-- BEGIN Records to process --

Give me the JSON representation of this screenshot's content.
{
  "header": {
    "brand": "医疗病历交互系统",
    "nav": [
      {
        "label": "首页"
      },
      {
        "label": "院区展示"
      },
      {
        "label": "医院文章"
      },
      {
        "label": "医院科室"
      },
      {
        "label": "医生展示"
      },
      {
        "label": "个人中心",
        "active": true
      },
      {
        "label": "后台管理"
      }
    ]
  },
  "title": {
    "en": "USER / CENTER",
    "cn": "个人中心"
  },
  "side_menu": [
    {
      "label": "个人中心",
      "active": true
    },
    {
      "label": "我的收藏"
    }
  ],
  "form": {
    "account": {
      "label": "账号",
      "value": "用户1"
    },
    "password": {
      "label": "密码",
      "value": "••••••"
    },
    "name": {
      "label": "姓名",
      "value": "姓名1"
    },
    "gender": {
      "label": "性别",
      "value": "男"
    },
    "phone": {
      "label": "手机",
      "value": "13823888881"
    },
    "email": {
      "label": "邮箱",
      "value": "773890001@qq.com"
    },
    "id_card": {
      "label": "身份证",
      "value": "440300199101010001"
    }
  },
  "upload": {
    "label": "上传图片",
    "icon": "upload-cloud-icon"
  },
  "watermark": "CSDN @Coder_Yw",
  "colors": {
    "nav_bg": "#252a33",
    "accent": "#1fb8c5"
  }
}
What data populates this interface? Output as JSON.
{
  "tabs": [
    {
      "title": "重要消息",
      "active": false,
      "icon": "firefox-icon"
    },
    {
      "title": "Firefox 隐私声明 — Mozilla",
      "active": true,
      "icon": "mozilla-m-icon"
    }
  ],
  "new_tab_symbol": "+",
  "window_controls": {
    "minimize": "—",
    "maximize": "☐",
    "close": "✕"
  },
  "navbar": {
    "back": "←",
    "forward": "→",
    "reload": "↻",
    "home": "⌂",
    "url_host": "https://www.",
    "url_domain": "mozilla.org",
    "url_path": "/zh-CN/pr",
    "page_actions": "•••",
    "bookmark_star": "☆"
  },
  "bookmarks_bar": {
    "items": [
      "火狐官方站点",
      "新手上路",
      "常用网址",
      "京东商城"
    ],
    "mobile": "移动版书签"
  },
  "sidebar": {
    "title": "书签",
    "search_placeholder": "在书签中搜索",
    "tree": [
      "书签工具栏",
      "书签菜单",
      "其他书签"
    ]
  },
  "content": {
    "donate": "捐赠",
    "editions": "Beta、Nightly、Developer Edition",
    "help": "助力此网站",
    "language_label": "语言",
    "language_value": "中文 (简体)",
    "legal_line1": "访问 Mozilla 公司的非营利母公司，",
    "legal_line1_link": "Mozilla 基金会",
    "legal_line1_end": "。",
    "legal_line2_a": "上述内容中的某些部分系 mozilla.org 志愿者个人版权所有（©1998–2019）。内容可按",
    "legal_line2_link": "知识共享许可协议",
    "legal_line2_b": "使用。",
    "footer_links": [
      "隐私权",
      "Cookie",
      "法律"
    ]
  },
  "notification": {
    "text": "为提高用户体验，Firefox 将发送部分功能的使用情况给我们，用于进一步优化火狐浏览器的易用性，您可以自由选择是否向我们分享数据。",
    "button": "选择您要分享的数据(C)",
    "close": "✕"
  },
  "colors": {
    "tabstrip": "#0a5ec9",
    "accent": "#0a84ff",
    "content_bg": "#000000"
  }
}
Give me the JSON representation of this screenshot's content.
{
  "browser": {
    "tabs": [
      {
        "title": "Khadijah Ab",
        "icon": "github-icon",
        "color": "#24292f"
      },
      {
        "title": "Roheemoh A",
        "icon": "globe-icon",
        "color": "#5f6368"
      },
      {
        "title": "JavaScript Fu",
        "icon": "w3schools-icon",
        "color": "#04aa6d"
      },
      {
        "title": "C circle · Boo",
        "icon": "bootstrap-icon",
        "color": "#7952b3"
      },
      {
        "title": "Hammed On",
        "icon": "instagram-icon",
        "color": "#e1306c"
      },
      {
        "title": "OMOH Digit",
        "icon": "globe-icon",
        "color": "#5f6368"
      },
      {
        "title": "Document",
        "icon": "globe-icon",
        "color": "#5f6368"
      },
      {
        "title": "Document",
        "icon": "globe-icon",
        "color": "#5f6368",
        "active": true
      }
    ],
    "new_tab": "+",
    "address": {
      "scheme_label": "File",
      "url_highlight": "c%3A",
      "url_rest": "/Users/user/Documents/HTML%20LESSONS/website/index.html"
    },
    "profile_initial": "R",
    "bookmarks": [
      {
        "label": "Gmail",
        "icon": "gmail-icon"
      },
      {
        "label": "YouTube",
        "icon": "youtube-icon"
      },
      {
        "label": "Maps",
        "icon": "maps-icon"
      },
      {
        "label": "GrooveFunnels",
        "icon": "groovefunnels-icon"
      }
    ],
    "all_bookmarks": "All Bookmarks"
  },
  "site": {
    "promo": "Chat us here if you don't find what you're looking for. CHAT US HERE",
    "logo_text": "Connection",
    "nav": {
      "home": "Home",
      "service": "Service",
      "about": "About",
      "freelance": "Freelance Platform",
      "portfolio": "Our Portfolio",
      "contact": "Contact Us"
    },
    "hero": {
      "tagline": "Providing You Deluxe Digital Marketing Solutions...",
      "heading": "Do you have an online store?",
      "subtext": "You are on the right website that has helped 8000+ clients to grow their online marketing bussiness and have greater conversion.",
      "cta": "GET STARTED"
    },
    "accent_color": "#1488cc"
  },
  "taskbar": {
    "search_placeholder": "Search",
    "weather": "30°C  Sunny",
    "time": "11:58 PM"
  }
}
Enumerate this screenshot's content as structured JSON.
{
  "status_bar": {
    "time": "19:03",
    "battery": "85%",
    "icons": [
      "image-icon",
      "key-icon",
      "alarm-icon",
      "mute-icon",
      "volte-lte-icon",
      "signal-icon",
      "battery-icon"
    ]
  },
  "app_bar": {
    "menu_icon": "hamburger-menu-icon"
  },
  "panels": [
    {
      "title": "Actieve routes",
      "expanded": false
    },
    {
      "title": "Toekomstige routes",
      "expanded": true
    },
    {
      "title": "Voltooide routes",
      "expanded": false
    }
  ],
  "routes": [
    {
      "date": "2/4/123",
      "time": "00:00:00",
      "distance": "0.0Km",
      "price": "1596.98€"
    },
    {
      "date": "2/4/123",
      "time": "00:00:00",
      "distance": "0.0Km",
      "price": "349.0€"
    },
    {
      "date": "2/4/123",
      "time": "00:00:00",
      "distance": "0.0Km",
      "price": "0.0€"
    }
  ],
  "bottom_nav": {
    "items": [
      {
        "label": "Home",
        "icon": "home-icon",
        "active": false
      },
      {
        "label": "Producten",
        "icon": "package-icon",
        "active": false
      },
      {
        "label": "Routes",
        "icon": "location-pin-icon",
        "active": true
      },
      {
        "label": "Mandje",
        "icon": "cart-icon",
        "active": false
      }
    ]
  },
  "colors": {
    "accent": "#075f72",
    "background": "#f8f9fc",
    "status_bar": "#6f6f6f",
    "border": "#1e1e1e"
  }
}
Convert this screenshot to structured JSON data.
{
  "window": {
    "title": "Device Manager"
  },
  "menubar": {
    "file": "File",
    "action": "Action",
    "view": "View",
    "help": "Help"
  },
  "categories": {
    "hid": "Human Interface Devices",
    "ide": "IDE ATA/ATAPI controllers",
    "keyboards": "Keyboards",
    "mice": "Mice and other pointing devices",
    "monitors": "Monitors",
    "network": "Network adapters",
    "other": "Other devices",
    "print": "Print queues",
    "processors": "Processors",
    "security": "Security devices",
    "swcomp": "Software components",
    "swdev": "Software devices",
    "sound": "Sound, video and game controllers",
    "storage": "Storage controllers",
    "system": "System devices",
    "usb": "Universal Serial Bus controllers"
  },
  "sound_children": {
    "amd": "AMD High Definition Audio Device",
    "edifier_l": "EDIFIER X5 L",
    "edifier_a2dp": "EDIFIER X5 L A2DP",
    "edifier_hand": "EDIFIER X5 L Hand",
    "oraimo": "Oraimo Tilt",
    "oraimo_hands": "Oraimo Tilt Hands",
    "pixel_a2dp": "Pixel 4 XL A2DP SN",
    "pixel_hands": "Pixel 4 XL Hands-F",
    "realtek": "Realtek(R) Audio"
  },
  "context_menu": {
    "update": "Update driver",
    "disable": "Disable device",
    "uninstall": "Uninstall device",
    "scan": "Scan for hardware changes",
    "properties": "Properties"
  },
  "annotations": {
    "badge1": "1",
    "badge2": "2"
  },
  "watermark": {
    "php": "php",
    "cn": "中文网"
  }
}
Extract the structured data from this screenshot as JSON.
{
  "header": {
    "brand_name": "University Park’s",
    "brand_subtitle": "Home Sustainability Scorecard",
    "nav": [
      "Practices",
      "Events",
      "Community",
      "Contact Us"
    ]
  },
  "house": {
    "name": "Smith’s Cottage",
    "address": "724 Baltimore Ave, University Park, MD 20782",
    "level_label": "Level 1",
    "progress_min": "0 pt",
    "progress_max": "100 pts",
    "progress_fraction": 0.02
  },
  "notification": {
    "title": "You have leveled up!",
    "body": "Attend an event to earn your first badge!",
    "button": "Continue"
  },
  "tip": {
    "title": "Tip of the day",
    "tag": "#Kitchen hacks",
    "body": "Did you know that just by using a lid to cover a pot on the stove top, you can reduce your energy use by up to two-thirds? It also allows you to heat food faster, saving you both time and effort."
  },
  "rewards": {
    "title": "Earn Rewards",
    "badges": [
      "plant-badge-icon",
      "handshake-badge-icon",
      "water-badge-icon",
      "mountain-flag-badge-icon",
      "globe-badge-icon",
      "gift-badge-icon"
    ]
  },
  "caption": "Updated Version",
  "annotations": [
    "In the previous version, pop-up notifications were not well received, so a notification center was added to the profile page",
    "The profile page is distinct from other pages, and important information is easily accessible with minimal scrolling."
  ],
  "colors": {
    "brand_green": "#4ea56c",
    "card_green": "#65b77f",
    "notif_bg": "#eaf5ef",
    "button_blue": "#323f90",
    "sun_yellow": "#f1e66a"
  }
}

-- END Records to process --

Using the records above, gather all lines where the string "that" is present.

### Answer to this task:
      "subtext": "You are on the right website that has helped 8000+ clients to grow their online marketing bussiness and have greater conversion.",
    "body": "Did you know that just by using a lid to cover a pot on the stove top, you can reduce your energy use by up to two-thirds? It also allows you to heat food faster, saving you both time and effort."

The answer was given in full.